→ **SHORT PROBLEM**: Omit all images, then return the remaining material exactly as it stands.

Stored data:

--- --- ---

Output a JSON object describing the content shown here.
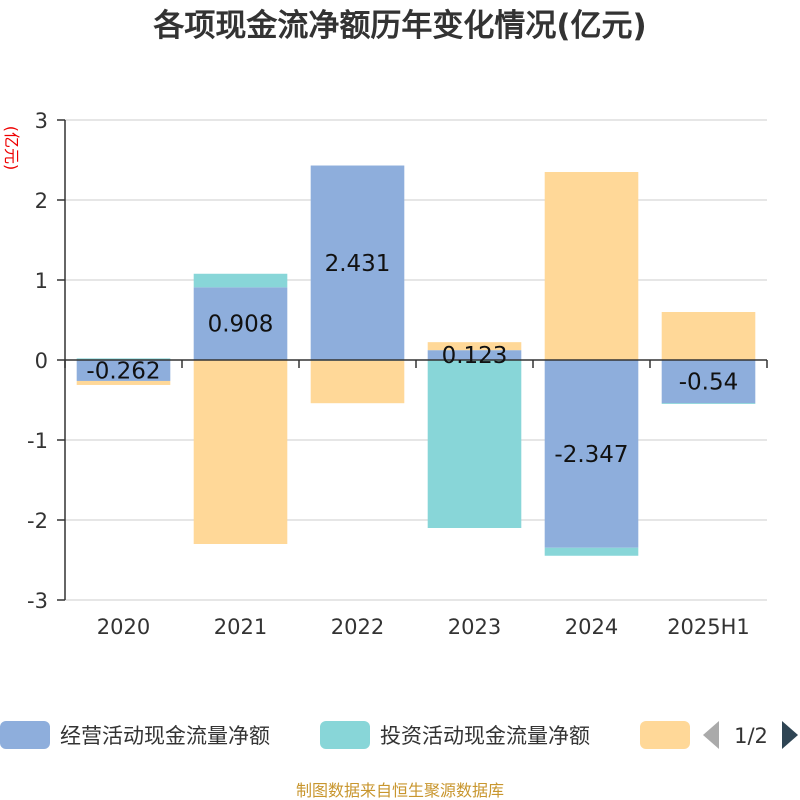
{
  "chart_data": {
    "type": "bar",
    "stacked": true,
    "title": "各项现金流净额历年变化情况(亿元)",
    "ylabel": "(亿元)",
    "categories": [
      "2020",
      "2021",
      "2022",
      "2023",
      "2024",
      "2025H1"
    ],
    "ylim": [
      -3,
      3
    ],
    "yticks": [
      -3,
      -2,
      -1,
      0,
      1,
      2,
      3
    ],
    "grid": true,
    "series": [
      {
        "name": "经营活动现金流量净额",
        "color": "#8eaedc",
        "values": [
          -0.262,
          0.908,
          2.431,
          0.123,
          -2.347,
          -0.54
        ],
        "labels": [
          "-0.262",
          "0.908",
          "2.431",
          "0.123",
          "-2.347",
          "-0.54"
        ]
      },
      {
        "name": "投资活动现金流量净额",
        "color": "#88d6d8",
        "values": [
          0.02,
          0.17,
          -0.01,
          -2.1,
          -0.1,
          -0.01
        ]
      },
      {
        "name": "",
        "color": "#ffd898",
        "values": [
          -0.05,
          -2.3,
          -0.53,
          0.1,
          2.35,
          0.6
        ]
      }
    ],
    "legend": {
      "position": "bottom",
      "page": "1/2"
    },
    "source": "制图数据来自恒生聚源数据库"
  }
}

--- --- ---

→ **TASK ANSWER**:
Output a JSON object describing the content shown here.
{
  "chart_data": {
    "type": "bar",
    "stacked": true,
    "title": "各项现金流净额历年变化情况(亿元)",
    "ylabel": "(亿元)",
    "categories": [
      "2020",
      "2021",
      "2022",
      "2023",
      "2024",
      "2025H1"
    ],
    "ylim": [
      -3,
      3
    ],
    "yticks": [
      -3,
      -2,
      -1,
      0,
      1,
      2,
      3
    ],
    "grid": true,
    "series": [
      {
        "name": "经营活动现金流量净额",
        "color": "#8eaedc",
        "values": [
          -0.262,
          0.908,
          2.431,
          0.123,
          -2.347,
          -0.54
        ],
        "labels": [
          "-0.262",
          "0.908",
          "2.431",
          "0.123",
          "-2.347",
          "-0.54"
        ]
      },
      {
        "name": "投资活动现金流量净额",
        "color": "#88d6d8",
        "values": [
          0.02,
          0.17,
          -0.01,
          -2.1,
          -0.1,
          -0.01
        ]
      },
      {
        "name": "",
        "color": "#ffd898",
        "values": [
          -0.05,
          -2.3,
          -0.53,
          0.1,
          2.35,
          0.6
        ]
      }
    ],
    "legend": {
      "position": "bottom",
      "page": "1/2"
    },
    "source": "制图数据来自恒生聚源数据库"
  }
}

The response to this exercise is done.